▸ **Prompt**:
From the records below, copy every line that contains the word "water".

▸ **Dataset content**:
%%
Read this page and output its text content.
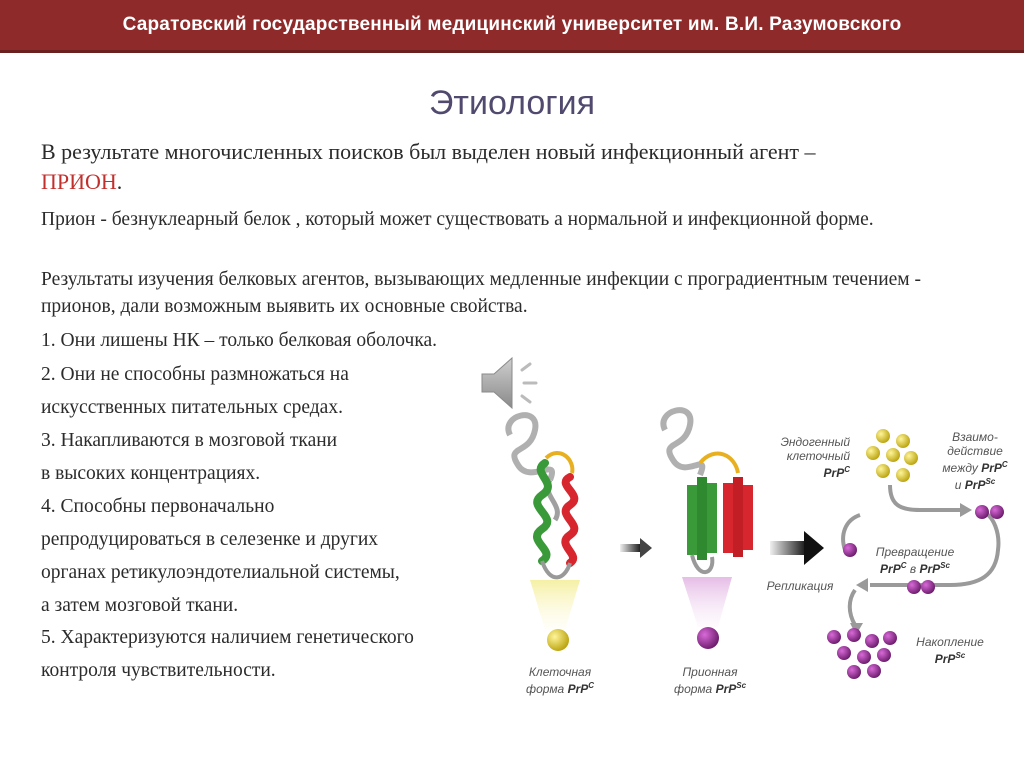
Саратовский государственный медицинский университет им. В.И. Разумовского
Этиология
В результате многочисленных поисков был выделен новый инфекционный агент –
ПРИОН.
Прион - безнуклеарный белок , который может существовать а нормальной и инфекционной форме.
Результаты изучения белковых агентов, вызывающих медленные инфекции с проградиентным течением - прионов, дали возможным выявить их основные свойства.
1. Они лишены НК – только белковая оболочка.
2. Они не способны размножаться на
искусственных питательных средах.
3. Накапливаются в мозговой ткани
в высоких концентрациях.
4. Способны первоначально
репродуцироваться в селезенке и других
органах ретикулоэндотелиальной системы,
а затем мозговой ткани.
5. Характеризуются наличием генетического
контроля чувствительности.	Клеточная
форма PrP$^C$
Прионная
форма PrP$^{Sc}$
Эндогенный
клеточный
PrP$^C$
Взаимо-
действие
между PrP$^C$
и PrP$^{Sc}$
Превращение
PrP$^C$ в PrP$^{Sc}$
Репликация
Накопление
PrP$^{Sc}$
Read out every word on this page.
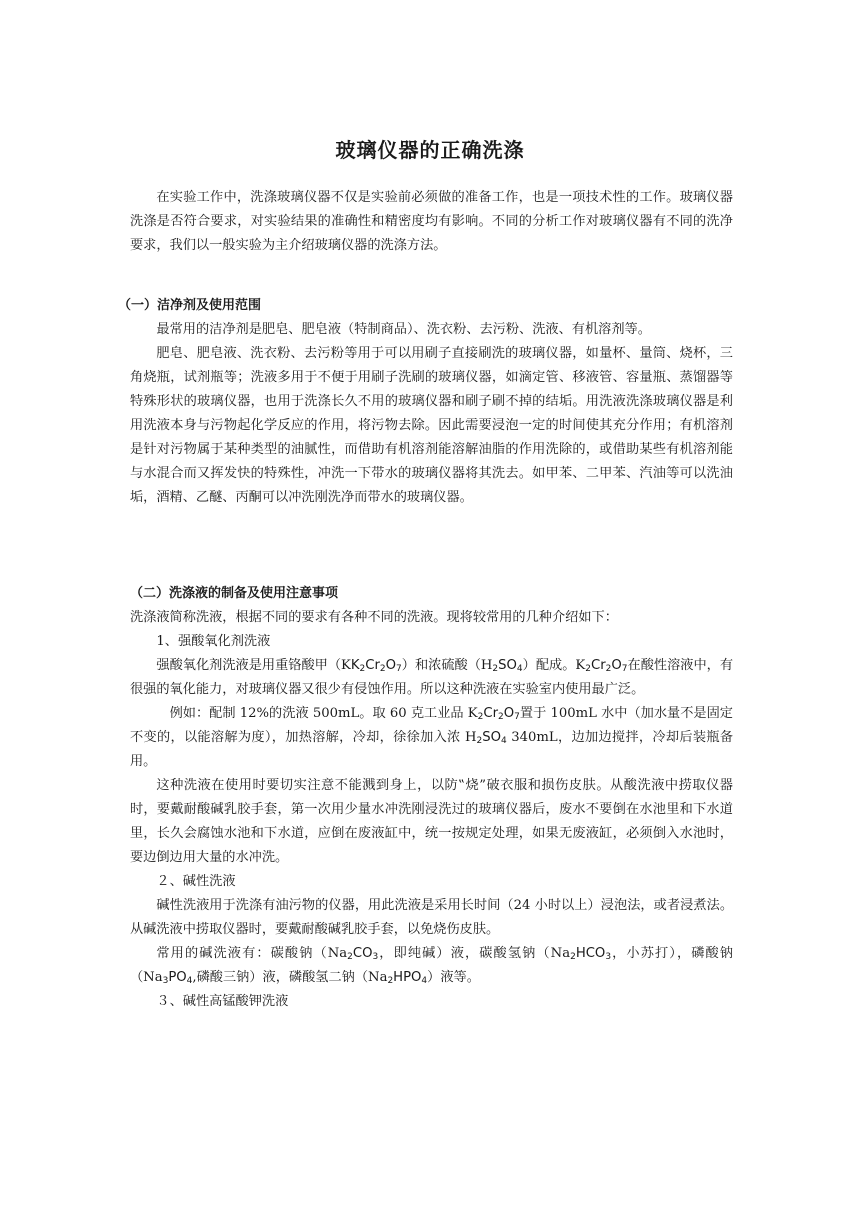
玻璃仪器的正确洗涤

在实验工作中，洗涤玻璃仪器不仅是实验前必须做的准备工作，也是一项技术性的工作。玻璃仪器洗涤是否符合要求，对实验结果的准确性和精密度均有影响。不同的分析工作对玻璃仪器有不同的洗净要求，我们以一般实验为主介绍玻璃仪器的洗涤方法。

（一）洁净剂及使用范围

最常用的洁净剂是肥皂、肥皂液（特制商品）、洗衣粉、去污粉、洗液、有机溶剂等。

肥皂、肥皂液、洗衣粉、去污粉等用于可以用刷子直接刷洗的玻璃仪器，如量杯、量筒、烧杯，三角烧瓶，试剂瓶等；洗液多用于不便于用刷子洗刷的玻璃仪器，如滴定管、移液管、容量瓶、蒸馏器等特殊形状的玻璃仪器，也用于洗涤长久不用的玻璃仪器和刷子刷不掉的结垢。用洗液洗涤玻璃仪器是利用洗液本身与污物起化学反应的作用，将污物去除。因此需要浸泡一定的时间使其充分作用；有机溶剂是针对污物属于某种类型的油腻性，而借助有机溶剂能溶解油脂的作用洗除的，或借助某些有机溶剂能与水混合而又挥发快的特殊性，冲洗一下带水的玻璃仪器将其洗去。如甲苯、二甲苯、汽油等可以洗油垢，酒精、乙醚、丙酮可以冲洗刚洗净而带水的玻璃仪器。

（二）洗涤液的制备及使用注意事项

洗涤液简称洗液，根据不同的要求有各种不同的洗液。现将较常用的几种介绍如下：

1、强酸氧化剂洗液

强酸氧化剂洗液是用重铬酸甲$(KK_2Cr_2O_7)$和浓硫酸$(H_2SO_4)$配成。$K_2Cr_2O_7$在酸性溶液中，有很强的氧化能力，对玻璃仪器又很少有侵蚀作用。所以这种洗液在实验室内使用最广泛。

例如：配制 12%的洗液 500mL。取 60 克工业品 $K_2Cr_2O_7$置于 100mL 水中（加水量不是固定不变的，以能溶解为度），加热溶解，冷却，徐徐加入浓 $H_2SO_4$ 340mL，边加边搅拌，冷却后装瓶备用。

这种洗液在使用时要切实注意不能溅到身上，以防‟烧”破衣服和损伤皮肤。从酸洗液中捞取仪器时，要戴耐酸碱乳胶手套，第一次用少量水冲洗刚浸洗过的玻璃仪器后，废水不要倒在水池里和下水道里，长久会腐蚀水池和下水道，应倒在废液缸中，统一按规定处理，如果无废液缸，必须倒入水池时，要边倒边用大量的水冲洗。

２、碱性洗液

碱性洗液用于洗涤有油污物的仪器，用此洗液是采用长时间（24 小时以上）浸泡法，或者浸煮法。从碱洗液中捞取仪器时，要戴耐酸碱乳胶手套，以免烧伤皮肤。

常用的碱洗液有：碳酸钠（$Na_2CO_3$，即纯碱）液，碳酸氢钠（$Na_2HCO_3$，小苏打），磷酸钠（$Na_3PO_4$,磷酸三钠）液，磷酸氢二钠$(Na_2HPO_4)$液等。

３、碱性高锰酸钾洗液
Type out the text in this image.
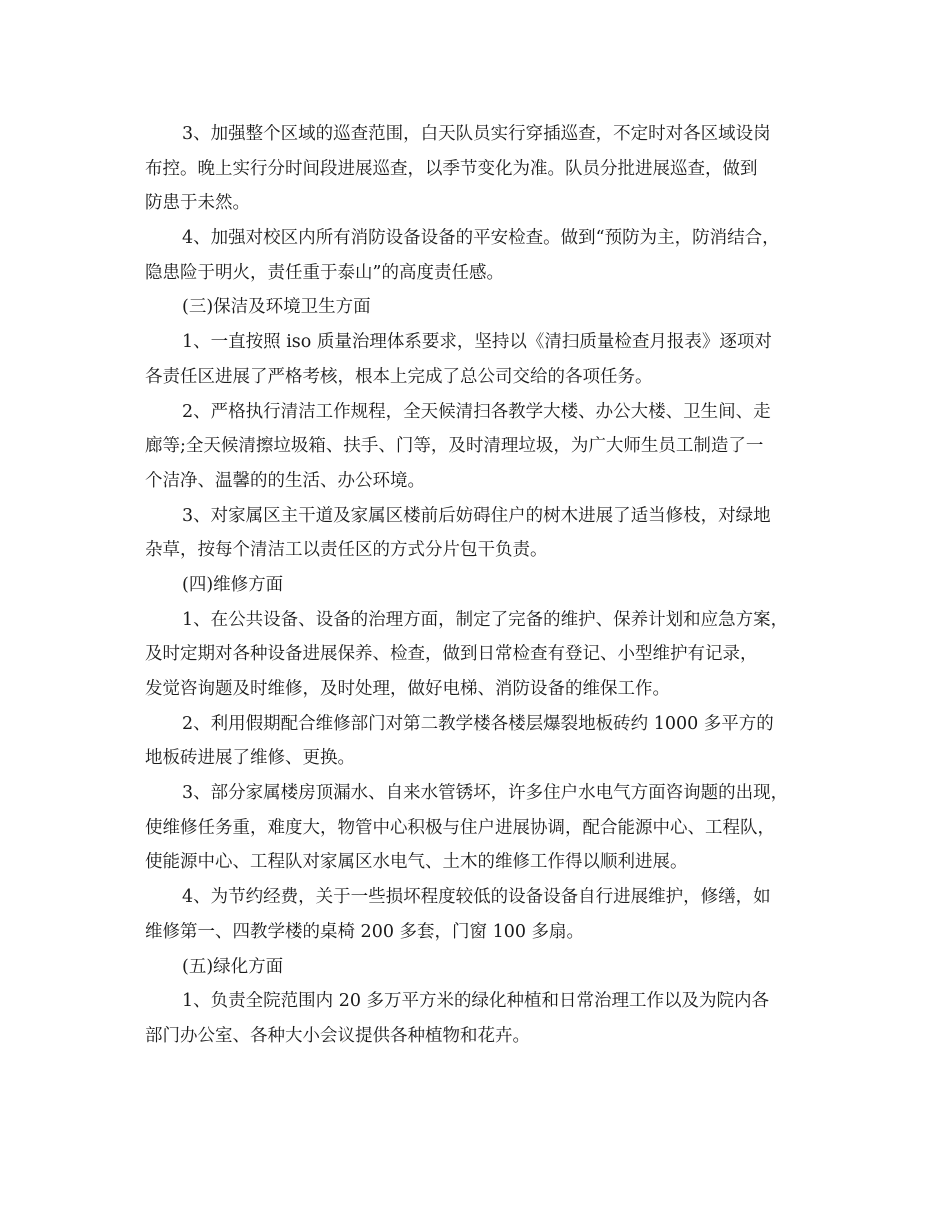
3、加强整个区域的巡查范围，白天队员实行穿插巡查，不定时对各区域设岗
布控。晚上实行分时间段进展巡查，以季节变化为准。队员分批进展巡查，做到
防患于未然。
4、加强对校区内所有消防设备设备的平安检查。做到“预防为主，防消结合，
隐患险于明火，责任重于泰山”的高度责任感。
(三)保洁及环境卫生方面
1、一直按照 iso 质量治理体系要求，坚持以《清扫质量检查月报表》逐项对
各责任区进展了严格考核，根本上完成了总公司交给的各项任务。
2、严格执行清洁工作规程，全天候清扫各教学大楼、办公大楼、卫生间、走
廊等;全天候清擦垃圾箱、扶手、门等，及时清理垃圾，为广大师生员工制造了一
个洁净、温馨的的生活、办公环境。
3、对家属区主干道及家属区楼前后妨碍住户的树木进展了适当修枝，对绿地
杂草，按每个清洁工以责任区的方式分片包干负责。
(四)维修方面
1、在公共设备、设备的治理方面，制定了完备的维护、保养计划和应急方案，
及时定期对各种设备进展保养、检查，做到日常检查有登记、小型维护有记录，
发觉咨询题及时维修，及时处理，做好电梯、消防设备的维保工作。
2、利用假期配合维修部门对第二教学楼各楼层爆裂地板砖约 1000 多平方的
地板砖进展了维修、更换。
3、部分家属楼房顶漏水、自来水管锈坏，许多住户水电气方面咨询题的出现，
使维修任务重，难度大，物管中心积极与住户进展协调，配合能源中心、工程队，
使能源中心、工程队对家属区水电气、土木的维修工作得以顺利进展。
4、为节约经费，关于一些损坏程度较低的设备设备自行进展维护，修缮，如
维修第一、四教学楼的桌椅 200 多套，门窗 100 多扇。
(五)绿化方面
1、负责全院范围内 20 多万平方米的绿化种植和日常治理工作以及为院内各
部门办公室、各种大小会议提供各种植物和花卉。
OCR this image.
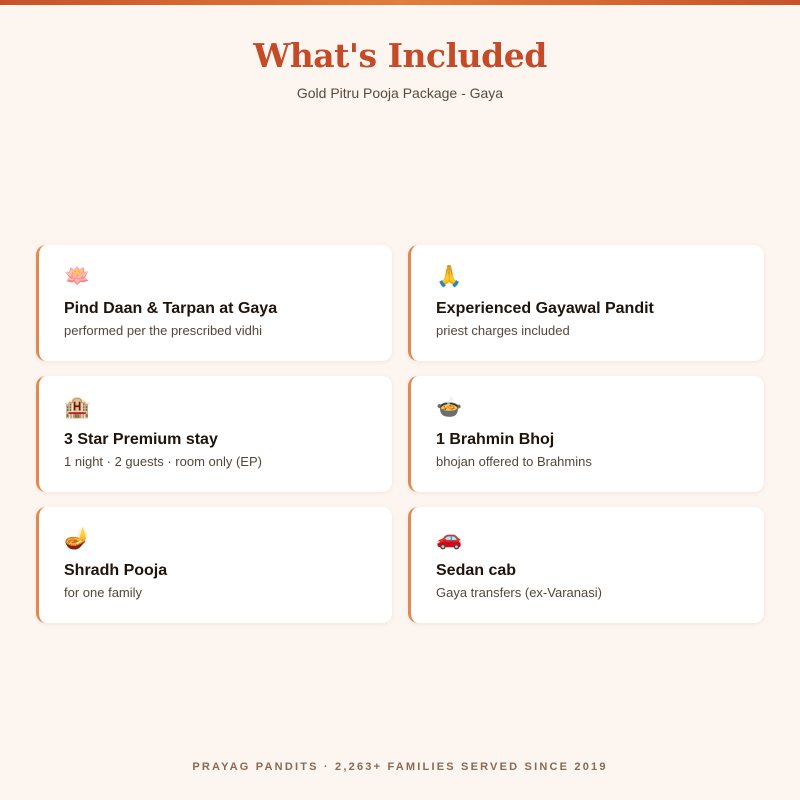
What's Included
Gold Pitru Pooja Package - Gaya
🪷
Pind Daan & Tarpan at Gaya
performed per the prescribed vidhi
🙏
Experienced Gayawal Pandit
priest charges included
🏨
3 Star Premium stay
1 night · 2 guests · room only (EP)
🍲
1 Brahmin Bhoj
bhojan offered to Brahmins
🪔
Shradh Pooja
for one family
🚗
Sedan cab
Gaya transfers (ex-Varanasi)
PRAYAG PANDITS · 2,263+ FAMILIES SERVED SINCE 2019
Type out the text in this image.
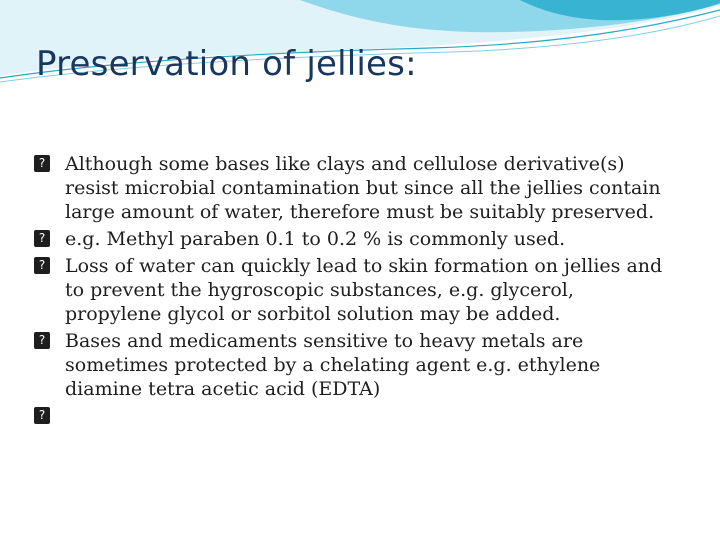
Preservation of jellies:
? Although some bases like clays and cellulose derivative(s) resist microbial contamination but since all the jellies contain large amount of water, therefore must be suitably preserved.
? e.g. Methyl paraben 0.1 to 0.2 % is commonly used.
? Loss of water can quickly lead to skin formation on jellies and to prevent the hygroscopic substances, e.g. glycerol, propylene glycol or sorbitol solution may be added.
? Bases and medicaments sensitive to heavy metals are sometimes protected by a chelating agent e.g. ethylene diamine tetra acetic acid (EDTA)
?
%%
▸ **Task result**:
? Although some bases like clays and cellulose derivative(s) resist microbial contamination but since all the jellies contain large amount of water, therefore must be suitably preserved.
? Loss of water can quickly lead to skin formation on jellies and to prevent the hygroscopic substances, e.g. glycerol, propylene glycol or sorbitol solution may be added.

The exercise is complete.